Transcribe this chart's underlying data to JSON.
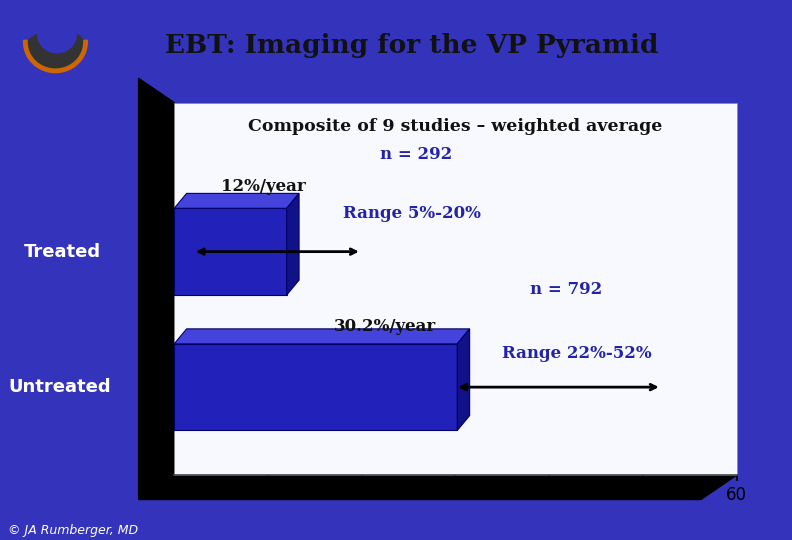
{
  "title": "EBT: Imaging for the VP Pyramid",
  "subtitle": "Composite of 9 studies – weighted average",
  "background_color": "#3333bb",
  "header_bg": "#ffffff",
  "plot_bg": "#f0f0ff",
  "bar_color_face": "#2222bb",
  "bar_color_top": "#4444dd",
  "bar_color_right": "#111188",
  "categories": [
    "Untreated",
    "Treated"
  ],
  "values": [
    30.2,
    12.0
  ],
  "xlim": [
    0,
    60
  ],
  "xticks": [
    0,
    10,
    20,
    30,
    40,
    50,
    60
  ],
  "tick_fontsize": 12,
  "footer_text": "© JA Rumberger, MD",
  "footer_color": "#ffffff",
  "footer_fontsize": 9
}
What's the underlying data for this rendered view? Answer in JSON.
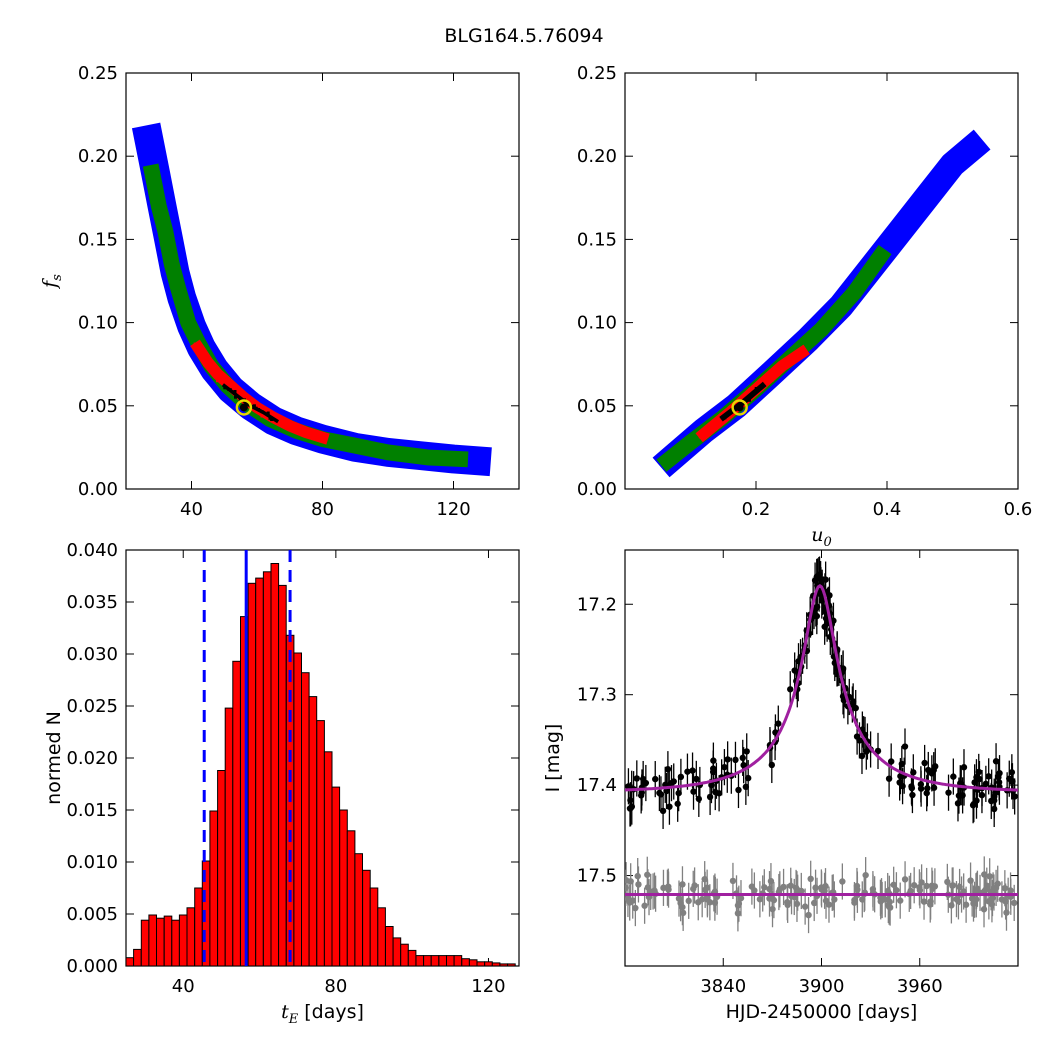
{
  "figure_title": "BLG164.5.76094",
  "colors": {
    "blue": "#0000ff",
    "green": "#008000",
    "red": "#ff0000",
    "black": "#000000",
    "yellow": "#e8d800",
    "purple": "#a020a0",
    "gray": "#808080",
    "hist_fill": "#ff0000"
  },
  "chart_data": [
    {
      "id": "tE_fs",
      "type": "scatter",
      "title": "",
      "xlabel": "",
      "ylabel": "f_s",
      "xlim": [
        20,
        140
      ],
      "ylim": [
        0.0,
        0.25
      ],
      "xticks": [
        40,
        80,
        120
      ],
      "yticks": [
        0.0,
        0.05,
        0.1,
        0.15,
        0.2,
        0.25
      ],
      "ytick_labels": [
        "0.00",
        "0.05",
        "0.10",
        "0.15",
        "0.20",
        "0.25"
      ],
      "regions": [
        {
          "name": "3sigma",
          "color": "blue",
          "width": 4.0,
          "points": [
            [
              27,
              0.21
            ],
            [
              29,
              0.19
            ],
            [
              31,
              0.17
            ],
            [
              33,
              0.15
            ],
            [
              35,
              0.13
            ],
            [
              37,
              0.115
            ],
            [
              40,
              0.098
            ],
            [
              43,
              0.085
            ],
            [
              47,
              0.072
            ],
            [
              52,
              0.06
            ],
            [
              58,
              0.05
            ],
            [
              65,
              0.041
            ],
            [
              72,
              0.035
            ],
            [
              80,
              0.03
            ],
            [
              90,
              0.025
            ],
            [
              100,
              0.022
            ],
            [
              110,
              0.02
            ],
            [
              120,
              0.018
            ],
            [
              127,
              0.017
            ]
          ]
        },
        {
          "name": "2sigma",
          "color": "green",
          "width": 2.2,
          "points": [
            [
              28,
              0.19
            ],
            [
              30,
              0.17
            ],
            [
              32,
              0.155
            ],
            [
              34,
              0.135
            ],
            [
              36,
              0.12
            ],
            [
              39,
              0.1
            ],
            [
              42,
              0.088
            ],
            [
              46,
              0.074
            ],
            [
              51,
              0.062
            ],
            [
              57,
              0.051
            ],
            [
              64,
              0.042
            ],
            [
              72,
              0.035
            ],
            [
              80,
              0.03
            ],
            [
              90,
              0.026
            ],
            [
              100,
              0.022
            ],
            [
              112,
              0.019
            ],
            [
              122,
              0.018
            ]
          ]
        },
        {
          "name": "1sigma",
          "color": "red",
          "width": 1.6,
          "points": [
            [
              42,
              0.085
            ],
            [
              45,
              0.076
            ],
            [
              48,
              0.069
            ],
            [
              52,
              0.062
            ],
            [
              56,
              0.055
            ],
            [
              60,
              0.049
            ],
            [
              65,
              0.043
            ],
            [
              70,
              0.038
            ],
            [
              75,
              0.034
            ],
            [
              80,
              0.031
            ]
          ]
        },
        {
          "name": "best",
          "color": "black",
          "width": 0.5,
          "points": [
            [
              50,
              0.062
            ],
            [
              54,
              0.056
            ],
            [
              58,
              0.05
            ],
            [
              62,
              0.046
            ],
            [
              66,
              0.041
            ]
          ]
        }
      ],
      "best_fit": {
        "x": 56,
        "y": 0.049
      }
    },
    {
      "id": "u0_fs",
      "type": "scatter",
      "title": "",
      "xlabel": "u_0",
      "ylabel": "",
      "xlim": [
        0.0,
        0.6
      ],
      "ylim": [
        0.0,
        0.25
      ],
      "xticks": [
        0.2,
        0.4,
        0.6
      ],
      "xtick_labels": [
        "0.2",
        "0.4",
        "0.6"
      ],
      "yticks": [
        0.0,
        0.05,
        0.1,
        0.15,
        0.2,
        0.25
      ],
      "ytick_labels": [
        "0.00",
        "0.05",
        "0.10",
        "0.15",
        "0.20",
        "0.25"
      ],
      "regions": [
        {
          "name": "3sigma",
          "color": "blue",
          "width": 0.018,
          "points": [
            [
              0.07,
              0.018
            ],
            [
              0.12,
              0.035
            ],
            [
              0.17,
              0.05
            ],
            [
              0.22,
              0.068
            ],
            [
              0.28,
              0.09
            ],
            [
              0.33,
              0.11
            ],
            [
              0.38,
              0.135
            ],
            [
              0.42,
              0.155
            ],
            [
              0.46,
              0.175
            ],
            [
              0.5,
              0.195
            ],
            [
              0.53,
              0.205
            ]
          ]
        },
        {
          "name": "2sigma",
          "color": "green",
          "width": 0.011,
          "points": [
            [
              0.065,
              0.017
            ],
            [
              0.1,
              0.028
            ],
            [
              0.15,
              0.043
            ],
            [
              0.2,
              0.06
            ],
            [
              0.25,
              0.078
            ],
            [
              0.3,
              0.096
            ],
            [
              0.35,
              0.118
            ],
            [
              0.39,
              0.14
            ]
          ]
        },
        {
          "name": "1sigma",
          "color": "red",
          "width": 0.008,
          "points": [
            [
              0.12,
              0.033
            ],
            [
              0.16,
              0.046
            ],
            [
              0.2,
              0.06
            ],
            [
              0.24,
              0.074
            ],
            [
              0.27,
              0.082
            ]
          ]
        },
        {
          "name": "best",
          "color": "black",
          "width": 0.004,
          "points": [
            [
              0.15,
              0.043
            ],
            [
              0.18,
              0.052
            ],
            [
              0.21,
              0.062
            ]
          ]
        }
      ],
      "best_fit": {
        "x": 0.175,
        "y": 0.049
      }
    },
    {
      "id": "tE_hist",
      "type": "bar",
      "title": "",
      "xlabel": "t_E [days]",
      "ylabel": "normed N",
      "xlim": [
        25,
        128
      ],
      "ylim": [
        0.0,
        0.04
      ],
      "xticks": [
        40,
        80,
        120
      ],
      "yticks": [
        0.0,
        0.005,
        0.01,
        0.015,
        0.02,
        0.025,
        0.03,
        0.035,
        0.04
      ],
      "ytick_labels": [
        "0.000",
        "0.005",
        "0.010",
        "0.015",
        "0.020",
        "0.025",
        "0.030",
        "0.035",
        "0.040"
      ],
      "bin_start": 25,
      "bin_width": 2,
      "values": [
        0.0008,
        0.0016,
        0.0044,
        0.0049,
        0.0046,
        0.0048,
        0.0044,
        0.0049,
        0.0056,
        0.0075,
        0.0101,
        0.0149,
        0.0188,
        0.0248,
        0.0293,
        0.0336,
        0.0368,
        0.0373,
        0.0379,
        0.0387,
        0.0366,
        0.0318,
        0.0301,
        0.0282,
        0.0259,
        0.0236,
        0.0206,
        0.0172,
        0.015,
        0.013,
        0.0108,
        0.0092,
        0.0075,
        0.0056,
        0.0038,
        0.0027,
        0.0021,
        0.0015,
        0.001,
        0.001,
        0.001,
        0.001,
        0.001,
        0.001,
        0.0007,
        0.0006,
        0.0004,
        0.0004,
        0.0003,
        0.0002,
        0.0002
      ],
      "vlines": [
        {
          "x": 45.5,
          "style": "dashed",
          "color": "blue"
        },
        {
          "x": 56.5,
          "style": "solid",
          "color": "blue"
        },
        {
          "x": 68,
          "style": "dashed",
          "color": "blue"
        }
      ]
    },
    {
      "id": "lightcurve",
      "type": "line",
      "title": "",
      "xlabel": "HJD-2450000 [days]",
      "ylabel": "I [mag]",
      "xlim": [
        3780,
        4020
      ],
      "ylim": [
        17.6,
        17.14
      ],
      "y_inverted": true,
      "xticks": [
        3840,
        3900,
        3960
      ],
      "yticks": [
        17.2,
        17.3,
        17.4,
        17.5
      ],
      "ytick_labels": [
        "17.2",
        "17.3",
        "17.4",
        "17.5"
      ],
      "model": {
        "t0": 3899,
        "tE": 56,
        "u0": 0.175,
        "fs": 0.049,
        "mag_base": 17.408,
        "residual_level": 17.521
      },
      "data_series": [
        {
          "name": "",
          "color": "black",
          "n_points": 210,
          "scatter": 0.025,
          "error": 0.02
        },
        {
          "name": "",
          "color": "gray",
          "n_points": 170,
          "scatter": 0.02,
          "error": 0.02,
          "center": 17.521
        }
      ]
    }
  ]
}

__________

List the lines of the entries that include "underlying".

Transcribe this chart's underlying data to JSON.
What's the underlying data for this rendered view? Answer in JSON.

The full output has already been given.